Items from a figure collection
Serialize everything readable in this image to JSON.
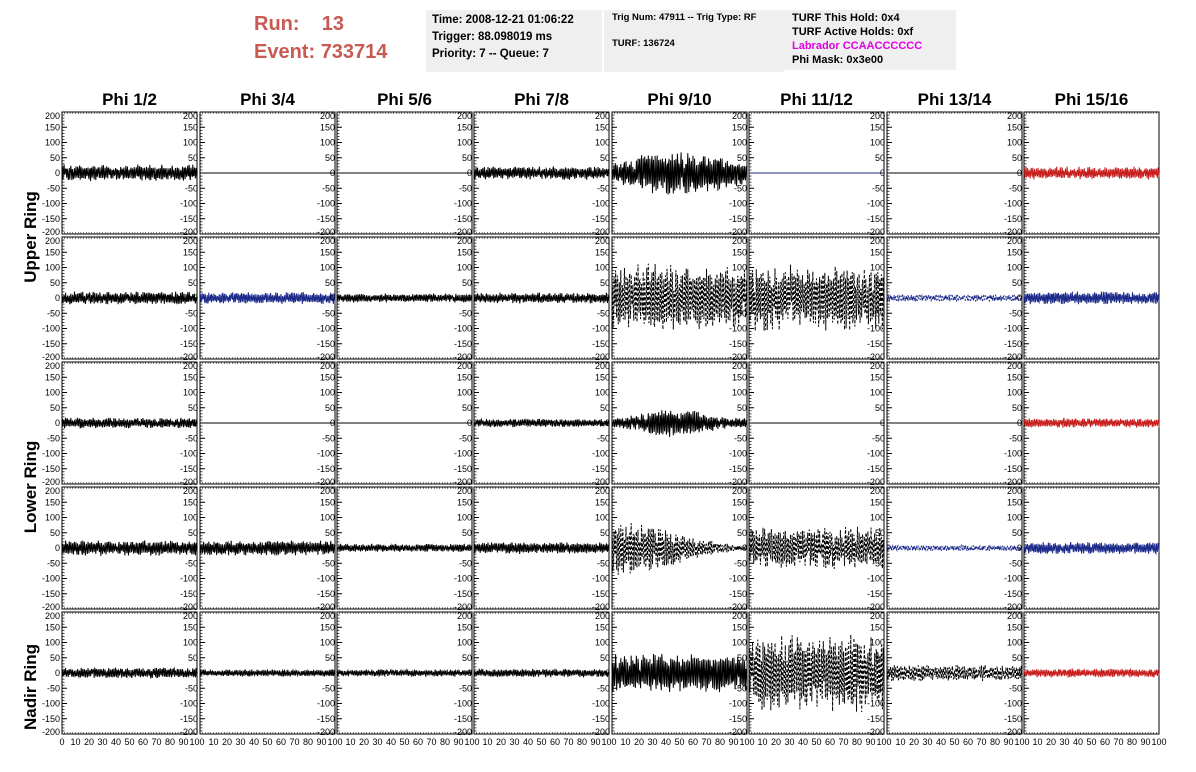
{
  "header": {
    "run_label": "Run:",
    "run_value": "13",
    "event_label": "Event:",
    "event_value": "733714",
    "time": "Time: 2008-12-21 01:06:22",
    "trigger": "Trigger: 88.098019 ms",
    "priority": "Priority: 7 -- Queue: 7",
    "trig_num": "Trig Num: 47911 -- Trig Type: RF",
    "turf": "TURF: 136724",
    "turf_this_hold": "TURF This Hold: 0x4",
    "turf_active_holds": "TURF Active Holds: 0xf",
    "labrador": "Labrador CCAACCCCCC",
    "phi_mask": "Phi Mask: 0x3e00"
  },
  "colors": {
    "header_red": "#c85a52",
    "magenta": "#e100e1",
    "trace_black": "#000000",
    "trace_blue": "#1c2a8a",
    "trace_red": "#c81e1e"
  },
  "chart_data": {
    "type": "line",
    "description_of_layout": "",
    "columns": [
      "Phi 1/2",
      "Phi 3/4",
      "Phi 5/6",
      "Phi 7/8",
      "Phi 9/10",
      "Phi 11/12",
      "Phi 13/14",
      "Phi 15/16"
    ],
    "ring_labels": [
      {
        "label": "Upper Ring"
      },
      {
        "label": "Lower Ring"
      },
      {
        "label": "Nadir Ring"
      }
    ],
    "ylim": [
      -200,
      200
    ],
    "yticks": [
      "200",
      "150",
      "100",
      "50",
      "0",
      "-50",
      "-100",
      "-150",
      "-200"
    ],
    "xlim": [
      0,
      100
    ],
    "xticks_first": [
      "0",
      "10",
      "20",
      "30",
      "40",
      "50",
      "60",
      "70",
      "80",
      "90",
      "100"
    ],
    "xticks": [
      "10",
      "20",
      "30",
      "40",
      "50",
      "60",
      "70",
      "80",
      "90",
      "100"
    ],
    "panels": [
      [
        {
          "color": "black",
          "style": "solid",
          "amp": 28,
          "env": "flat"
        },
        {
          "color": "black",
          "style": "solid",
          "amp": 0,
          "env": "flat"
        },
        {
          "color": "black",
          "style": "solid",
          "amp": 0,
          "env": "flat"
        },
        {
          "color": "black",
          "style": "solid",
          "amp": 22,
          "env": "flat"
        },
        {
          "color": "black",
          "style": "solid",
          "amp": 75,
          "env": "bulge"
        },
        {
          "color": "blue",
          "style": "solid",
          "amp": 0,
          "env": "flat"
        },
        {
          "color": "black",
          "style": "solid",
          "amp": 0,
          "env": "flat"
        },
        {
          "color": "red",
          "style": "solid",
          "amp": 22,
          "env": "flat"
        }
      ],
      [
        {
          "color": "black",
          "style": "solid",
          "amp": 22,
          "env": "flat"
        },
        {
          "color": "blue",
          "style": "solid",
          "amp": 20,
          "env": "flat"
        },
        {
          "color": "black",
          "style": "solid",
          "amp": 15,
          "env": "flat"
        },
        {
          "color": "black",
          "style": "solid",
          "amp": 18,
          "env": "flat"
        },
        {
          "color": "black",
          "style": "dashed",
          "amp": 115,
          "env": "flat"
        },
        {
          "color": "black",
          "style": "dashed",
          "amp": 110,
          "env": "flat"
        },
        {
          "color": "blue",
          "style": "dashed",
          "amp": 12,
          "env": "flat"
        },
        {
          "color": "blue",
          "style": "solid",
          "amp": 22,
          "env": "flat"
        }
      ],
      [
        {
          "color": "black",
          "style": "solid",
          "amp": 18,
          "env": "flat"
        },
        {
          "color": "black",
          "style": "solid",
          "amp": 0,
          "env": "flat"
        },
        {
          "color": "black",
          "style": "solid",
          "amp": 0,
          "env": "flat"
        },
        {
          "color": "black",
          "style": "solid",
          "amp": 14,
          "env": "flat"
        },
        {
          "color": "black",
          "style": "solid",
          "amp": 50,
          "env": "rise"
        },
        {
          "color": "black",
          "style": "solid",
          "amp": 0,
          "env": "flat"
        },
        {
          "color": "black",
          "style": "solid",
          "amp": 0,
          "env": "flat"
        },
        {
          "color": "red",
          "style": "solid",
          "amp": 16,
          "env": "flat"
        }
      ],
      [
        {
          "color": "black",
          "style": "solid",
          "amp": 26,
          "env": "flat"
        },
        {
          "color": "black",
          "style": "solid",
          "amp": 25,
          "env": "flat"
        },
        {
          "color": "black",
          "style": "solid",
          "amp": 14,
          "env": "flat"
        },
        {
          "color": "black",
          "style": "solid",
          "amp": 20,
          "env": "flat"
        },
        {
          "color": "black",
          "style": "dashed",
          "amp": 95,
          "env": "decay"
        },
        {
          "color": "black",
          "style": "dashed",
          "amp": 70,
          "env": "flat"
        },
        {
          "color": "blue",
          "style": "dashed",
          "amp": 10,
          "env": "flat"
        },
        {
          "color": "blue",
          "style": "solid",
          "amp": 20,
          "env": "flat"
        }
      ],
      [
        {
          "color": "black",
          "style": "solid",
          "amp": 18,
          "env": "flat"
        },
        {
          "color": "black",
          "style": "solid",
          "amp": 12,
          "env": "flat"
        },
        {
          "color": "black",
          "style": "solid",
          "amp": 12,
          "env": "flat"
        },
        {
          "color": "black",
          "style": "solid",
          "amp": 14,
          "env": "flat"
        },
        {
          "color": "black",
          "style": "solid",
          "amp": 65,
          "env": "flat"
        },
        {
          "color": "black",
          "style": "dashed",
          "amp": 130,
          "env": "flat"
        },
        {
          "color": "black",
          "style": "dashed",
          "amp": 28,
          "env": "flat"
        },
        {
          "color": "red",
          "style": "solid",
          "amp": 15,
          "env": "flat"
        }
      ]
    ]
  }
}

▶ _TASK DIRECTIONS_
Do not include the images; transcribe the rest of the listing exactly.

▶ _TASK RESULT_
Serialize everything readable in this image to JSON.
{
  "header": {
    "run_label": "Run:",
    "run_value": "13",
    "event_label": "Event:",
    "event_value": "733714",
    "time": "Time: 2008-12-21 01:06:22",
    "trigger": "Trigger: 88.098019 ms",
    "priority": "Priority: 7 -- Queue: 7",
    "trig_num": "Trig Num: 47911 -- Trig Type: RF",
    "turf": "TURF: 136724",
    "turf_this_hold": "TURF This Hold: 0x4",
    "turf_active_holds": "TURF Active Holds: 0xf",
    "labrador": "Labrador CCAACCCCCC",
    "phi_mask": "Phi Mask: 0x3e00"
  },
  "colors": {
    "header_red": "#c85a52",
    "magenta": "#e100e1",
    "trace_black": "#000000",
    "trace_blue": "#1c2a8a",
    "trace_red": "#c81e1e"
  },
  "chart_data": {
    "type": "line",
    "description_of_layout": "",
    "columns": [
      "Phi 1/2",
      "Phi 3/4",
      "Phi 5/6",
      "Phi 7/8",
      "Phi 9/10",
      "Phi 11/12",
      "Phi 13/14",
      "Phi 15/16"
    ],
    "ring_labels": [
      {
        "label": "Upper Ring"
      },
      {
        "label": "Lower Ring"
      },
      {
        "label": "Nadir Ring"
      }
    ],
    "ylim": [
      -200,
      200
    ],
    "yticks": [
      "200",
      "150",
      "100",
      "50",
      "0",
      "-50",
      "-100",
      "-150",
      "-200"
    ],
    "xlim": [
      0,
      100
    ],
    "xticks_first": [
      "0",
      "10",
      "20",
      "30",
      "40",
      "50",
      "60",
      "70",
      "80",
      "90",
      "100"
    ],
    "xticks": [
      "10",
      "20",
      "30",
      "40",
      "50",
      "60",
      "70",
      "80",
      "90",
      "100"
    ],
    "panels": [
      [
        {
          "color": "black",
          "style": "solid",
          "amp": 28,
          "env": "flat"
        },
        {
          "color": "black",
          "style": "solid",
          "amp": 0,
          "env": "flat"
        },
        {
          "color": "black",
          "style": "solid",
          "amp": 0,
          "env": "flat"
        },
        {
          "color": "black",
          "style": "solid",
          "amp": 22,
          "env": "flat"
        },
        {
          "color": "black",
          "style": "solid",
          "amp": 75,
          "env": "bulge"
        },
        {
          "color": "blue",
          "style": "solid",
          "amp": 0,
          "env": "flat"
        },
        {
          "color": "black",
          "style": "solid",
          "amp": 0,
          "env": "flat"
        },
        {
          "color": "red",
          "style": "solid",
          "amp": 22,
          "env": "flat"
        }
      ],
      [
        {
          "color": "black",
          "style": "solid",
          "amp": 22,
          "env": "flat"
        },
        {
          "color": "blue",
          "style": "solid",
          "amp": 20,
          "env": "flat"
        },
        {
          "color": "black",
          "style": "solid",
          "amp": 15,
          "env": "flat"
        },
        {
          "color": "black",
          "style": "solid",
          "amp": 18,
          "env": "flat"
        },
        {
          "color": "black",
          "style": "dashed",
          "amp": 115,
          "env": "flat"
        },
        {
          "color": "black",
          "style": "dashed",
          "amp": 110,
          "env": "flat"
        },
        {
          "color": "blue",
          "style": "dashed",
          "amp": 12,
          "env": "flat"
        },
        {
          "color": "blue",
          "style": "solid",
          "amp": 22,
          "env": "flat"
        }
      ],
      [
        {
          "color": "black",
          "style": "solid",
          "amp": 18,
          "env": "flat"
        },
        {
          "color": "black",
          "style": "solid",
          "amp": 0,
          "env": "flat"
        },
        {
          "color": "black",
          "style": "solid",
          "amp": 0,
          "env": "flat"
        },
        {
          "color": "black",
          "style": "solid",
          "amp": 14,
          "env": "flat"
        },
        {
          "color": "black",
          "style": "solid",
          "amp": 50,
          "env": "rise"
        },
        {
          "color": "black",
          "style": "solid",
          "amp": 0,
          "env": "flat"
        },
        {
          "color": "black",
          "style": "solid",
          "amp": 0,
          "env": "flat"
        },
        {
          "color": "red",
          "style": "solid",
          "amp": 16,
          "env": "flat"
        }
      ],
      [
        {
          "color": "black",
          "style": "solid",
          "amp": 26,
          "env": "flat"
        },
        {
          "color": "black",
          "style": "solid",
          "amp": 25,
          "env": "flat"
        },
        {
          "color": "black",
          "style": "solid",
          "amp": 14,
          "env": "flat"
        },
        {
          "color": "black",
          "style": "solid",
          "amp": 20,
          "env": "flat"
        },
        {
          "color": "black",
          "style": "dashed",
          "amp": 95,
          "env": "decay"
        },
        {
          "color": "black",
          "style": "dashed",
          "amp": 70,
          "env": "flat"
        },
        {
          "color": "blue",
          "style": "dashed",
          "amp": 10,
          "env": "flat"
        },
        {
          "color": "blue",
          "style": "solid",
          "amp": 20,
          "env": "flat"
        }
      ],
      [
        {
          "color": "black",
          "style": "solid",
          "amp": 18,
          "env": "flat"
        },
        {
          "color": "black",
          "style": "solid",
          "amp": 12,
          "env": "flat"
        },
        {
          "color": "black",
          "style": "solid",
          "amp": 12,
          "env": "flat"
        },
        {
          "color": "black",
          "style": "solid",
          "amp": 14,
          "env": "flat"
        },
        {
          "color": "black",
          "style": "solid",
          "amp": 65,
          "env": "flat"
        },
        {
          "color": "black",
          "style": "dashed",
          "amp": 130,
          "env": "flat"
        },
        {
          "color": "black",
          "style": "dashed",
          "amp": 28,
          "env": "flat"
        },
        {
          "color": "red",
          "style": "solid",
          "amp": 15,
          "env": "flat"
        }
      ]
    ]
  }
}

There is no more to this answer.